Exercise details: Select the lines that hold the word "date" and copy each one.

begin

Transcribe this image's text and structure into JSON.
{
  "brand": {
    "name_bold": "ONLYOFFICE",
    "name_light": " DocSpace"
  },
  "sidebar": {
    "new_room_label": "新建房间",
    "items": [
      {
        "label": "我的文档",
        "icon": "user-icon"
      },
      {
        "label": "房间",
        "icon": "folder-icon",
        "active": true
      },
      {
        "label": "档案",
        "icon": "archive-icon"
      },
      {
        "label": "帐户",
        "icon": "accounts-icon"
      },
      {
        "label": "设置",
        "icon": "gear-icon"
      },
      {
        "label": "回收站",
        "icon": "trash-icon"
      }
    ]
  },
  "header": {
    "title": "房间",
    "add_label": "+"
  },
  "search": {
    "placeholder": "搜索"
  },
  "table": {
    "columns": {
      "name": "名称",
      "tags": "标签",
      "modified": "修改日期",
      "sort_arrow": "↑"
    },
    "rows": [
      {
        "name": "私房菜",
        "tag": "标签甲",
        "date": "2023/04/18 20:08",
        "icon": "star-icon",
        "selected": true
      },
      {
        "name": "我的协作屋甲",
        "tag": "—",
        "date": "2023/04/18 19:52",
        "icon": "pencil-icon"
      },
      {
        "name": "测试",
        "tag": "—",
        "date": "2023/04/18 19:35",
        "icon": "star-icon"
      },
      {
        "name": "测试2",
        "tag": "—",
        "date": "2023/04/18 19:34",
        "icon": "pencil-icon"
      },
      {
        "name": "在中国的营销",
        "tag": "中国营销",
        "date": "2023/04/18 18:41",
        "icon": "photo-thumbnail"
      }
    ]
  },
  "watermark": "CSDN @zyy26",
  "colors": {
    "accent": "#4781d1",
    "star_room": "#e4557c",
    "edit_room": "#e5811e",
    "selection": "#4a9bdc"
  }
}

end

Finished answer:
        "date": "2023/04/18 20:08",
        "date": "2023/04/18 19:52",
        "date": "2023/04/18 19:35",
        "date": "2023/04/18 19:34",
        "date": "2023/04/18 18:41",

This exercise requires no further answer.